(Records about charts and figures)
== == ==
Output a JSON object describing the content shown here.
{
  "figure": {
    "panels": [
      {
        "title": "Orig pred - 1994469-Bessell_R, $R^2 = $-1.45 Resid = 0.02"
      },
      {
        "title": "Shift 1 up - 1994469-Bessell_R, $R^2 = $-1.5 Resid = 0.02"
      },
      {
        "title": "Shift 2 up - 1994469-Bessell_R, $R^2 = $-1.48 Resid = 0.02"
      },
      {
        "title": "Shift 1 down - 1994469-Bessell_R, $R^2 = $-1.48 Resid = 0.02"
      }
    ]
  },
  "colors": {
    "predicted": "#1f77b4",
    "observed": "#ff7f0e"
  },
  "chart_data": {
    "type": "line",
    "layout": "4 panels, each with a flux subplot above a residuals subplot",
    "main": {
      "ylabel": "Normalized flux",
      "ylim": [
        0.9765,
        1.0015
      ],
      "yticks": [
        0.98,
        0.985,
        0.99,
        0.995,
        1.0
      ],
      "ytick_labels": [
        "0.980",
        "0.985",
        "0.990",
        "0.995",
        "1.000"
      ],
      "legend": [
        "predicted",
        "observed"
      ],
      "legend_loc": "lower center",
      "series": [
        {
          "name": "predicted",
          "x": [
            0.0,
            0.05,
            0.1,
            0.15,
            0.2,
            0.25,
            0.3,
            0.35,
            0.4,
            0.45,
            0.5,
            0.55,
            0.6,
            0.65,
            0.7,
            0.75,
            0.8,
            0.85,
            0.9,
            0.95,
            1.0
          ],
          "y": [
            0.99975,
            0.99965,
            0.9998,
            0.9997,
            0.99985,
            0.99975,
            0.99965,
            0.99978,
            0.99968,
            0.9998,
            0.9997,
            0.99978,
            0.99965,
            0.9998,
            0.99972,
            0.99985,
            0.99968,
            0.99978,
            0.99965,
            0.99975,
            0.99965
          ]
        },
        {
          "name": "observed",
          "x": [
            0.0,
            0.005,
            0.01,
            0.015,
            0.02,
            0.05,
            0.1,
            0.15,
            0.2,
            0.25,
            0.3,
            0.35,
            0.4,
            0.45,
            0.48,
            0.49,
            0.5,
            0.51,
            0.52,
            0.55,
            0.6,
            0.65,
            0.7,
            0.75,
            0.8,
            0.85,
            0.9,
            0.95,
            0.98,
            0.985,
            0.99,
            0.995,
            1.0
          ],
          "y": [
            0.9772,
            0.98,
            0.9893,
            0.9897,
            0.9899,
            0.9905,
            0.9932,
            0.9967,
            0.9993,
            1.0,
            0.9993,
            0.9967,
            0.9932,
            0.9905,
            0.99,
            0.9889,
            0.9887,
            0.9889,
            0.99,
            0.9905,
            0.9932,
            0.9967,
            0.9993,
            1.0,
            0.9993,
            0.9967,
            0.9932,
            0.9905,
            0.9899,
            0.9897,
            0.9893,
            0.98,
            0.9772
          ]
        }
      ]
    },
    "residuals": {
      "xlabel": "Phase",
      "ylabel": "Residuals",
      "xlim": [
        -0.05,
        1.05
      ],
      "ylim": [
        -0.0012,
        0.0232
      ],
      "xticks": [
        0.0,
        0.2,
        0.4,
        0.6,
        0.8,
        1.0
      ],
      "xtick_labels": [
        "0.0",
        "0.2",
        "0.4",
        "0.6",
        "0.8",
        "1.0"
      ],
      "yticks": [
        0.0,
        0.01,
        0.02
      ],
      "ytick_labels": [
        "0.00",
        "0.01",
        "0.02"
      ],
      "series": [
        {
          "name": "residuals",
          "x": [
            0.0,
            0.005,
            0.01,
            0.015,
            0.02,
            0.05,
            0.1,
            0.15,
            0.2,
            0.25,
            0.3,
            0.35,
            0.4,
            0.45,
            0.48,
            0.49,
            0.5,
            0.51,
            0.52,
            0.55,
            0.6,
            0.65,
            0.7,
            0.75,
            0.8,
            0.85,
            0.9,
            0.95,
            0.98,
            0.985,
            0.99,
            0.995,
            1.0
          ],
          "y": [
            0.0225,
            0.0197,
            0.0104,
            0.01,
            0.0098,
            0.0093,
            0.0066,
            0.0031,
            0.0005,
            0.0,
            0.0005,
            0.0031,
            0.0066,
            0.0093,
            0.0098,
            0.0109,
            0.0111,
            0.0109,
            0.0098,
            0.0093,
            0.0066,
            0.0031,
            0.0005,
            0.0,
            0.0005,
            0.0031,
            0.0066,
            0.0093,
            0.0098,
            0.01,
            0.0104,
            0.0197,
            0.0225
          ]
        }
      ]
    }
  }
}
== == ==
What you should do: Repeat the material above in full, exactly as it stands.

Result:
Output a JSON object describing the content shown here.
{
  "figure": {
    "panels": [
      {
        "title": "Orig pred - 1994469-Bessell_R, $R^2 = $-1.45 Resid = 0.02"
      },
      {
        "title": "Shift 1 up - 1994469-Bessell_R, $R^2 = $-1.5 Resid = 0.02"
      },
      {
        "title": "Shift 2 up - 1994469-Bessell_R, $R^2 = $-1.48 Resid = 0.02"
      },
      {
        "title": "Shift 1 down - 1994469-Bessell_R, $R^2 = $-1.48 Resid = 0.02"
      }
    ]
  },
  "colors": {
    "predicted": "#1f77b4",
    "observed": "#ff7f0e"
  },
  "chart_data": {
    "type": "line",
    "layout": "4 panels, each with a flux subplot above a residuals subplot",
    "main": {
      "ylabel": "Normalized flux",
      "ylim": [
        0.9765,
        1.0015
      ],
      "yticks": [
        0.98,
        0.985,
        0.99,
        0.995,
        1.0
      ],
      "ytick_labels": [
        "0.980",
        "0.985",
        "0.990",
        "0.995",
        "1.000"
      ],
      "legend": [
        "predicted",
        "observed"
      ],
      "legend_loc": "lower center",
      "series": [
        {
          "name": "predicted",
          "x": [
            0.0,
            0.05,
            0.1,
            0.15,
            0.2,
            0.25,
            0.3,
            0.35,
            0.4,
            0.45,
            0.5,
            0.55,
            0.6,
            0.65,
            0.7,
            0.75,
            0.8,
            0.85,
            0.9,
            0.95,
            1.0
          ],
          "y": [
            0.99975,
            0.99965,
            0.9998,
            0.9997,
            0.99985,
            0.99975,
            0.99965,
            0.99978,
            0.99968,
            0.9998,
            0.9997,
            0.99978,
            0.99965,
            0.9998,
            0.99972,
            0.99985,
            0.99968,
            0.99978,
            0.99965,
            0.99975,
            0.99965
          ]
        },
        {
          "name": "observed",
          "x": [
            0.0,
            0.005,
            0.01,
            0.015,
            0.02,
            0.05,
            0.1,
            0.15,
            0.2,
            0.25,
            0.3,
            0.35,
            0.4,
            0.45,
            0.48,
            0.49,
            0.5,
            0.51,
            0.52,
            0.55,
            0.6,
            0.65,
            0.7,
            0.75,
            0.8,
            0.85,
            0.9,
            0.95,
            0.98,
            0.985,
            0.99,
            0.995,
            1.0
          ],
          "y": [
            0.9772,
            0.98,
            0.9893,
            0.9897,
            0.9899,
            0.9905,
            0.9932,
            0.9967,
            0.9993,
            1.0,
            0.9993,
            0.9967,
            0.9932,
            0.9905,
            0.99,
            0.9889,
            0.9887,
            0.9889,
            0.99,
            0.9905,
            0.9932,
            0.9967,
            0.9993,
            1.0,
            0.9993,
            0.9967,
            0.9932,
            0.9905,
            0.9899,
            0.9897,
            0.9893,
            0.98,
            0.9772
          ]
        }
      ]
    },
    "residuals": {
      "xlabel": "Phase",
      "ylabel": "Residuals",
      "xlim": [
        -0.05,
        1.05
      ],
      "ylim": [
        -0.0012,
        0.0232
      ],
      "xticks": [
        0.0,
        0.2,
        0.4,
        0.6,
        0.8,
        1.0
      ],
      "xtick_labels": [
        "0.0",
        "0.2",
        "0.4",
        "0.6",
        "0.8",
        "1.0"
      ],
      "yticks": [
        0.0,
        0.01,
        0.02
      ],
      "ytick_labels": [
        "0.00",
        "0.01",
        "0.02"
      ],
      "series": [
        {
          "name": "residuals",
          "x": [
            0.0,
            0.005,
            0.01,
            0.015,
            0.02,
            0.05,
            0.1,
            0.15,
            0.2,
            0.25,
            0.3,
            0.35,
            0.4,
            0.45,
            0.48,
            0.49,
            0.5,
            0.51,
            0.52,
            0.55,
            0.6,
            0.65,
            0.7,
            0.75,
            0.8,
            0.85,
            0.9,
            0.95,
            0.98,
            0.985,
            0.99,
            0.995,
            1.0
          ],
          "y": [
            0.0225,
            0.0197,
            0.0104,
            0.01,
            0.0098,
            0.0093,
            0.0066,
            0.0031,
            0.0005,
            0.0,
            0.0005,
            0.0031,
            0.0066,
            0.0093,
            0.0098,
            0.0109,
            0.0111,
            0.0109,
            0.0098,
            0.0093,
            0.0066,
            0.0031,
            0.0005,
            0.0,
            0.0005,
            0.0031,
            0.0066,
            0.0093,
            0.0098,
            0.01,
            0.0104,
            0.0197,
            0.0225
          ]
        }
      ]
    }
  }
}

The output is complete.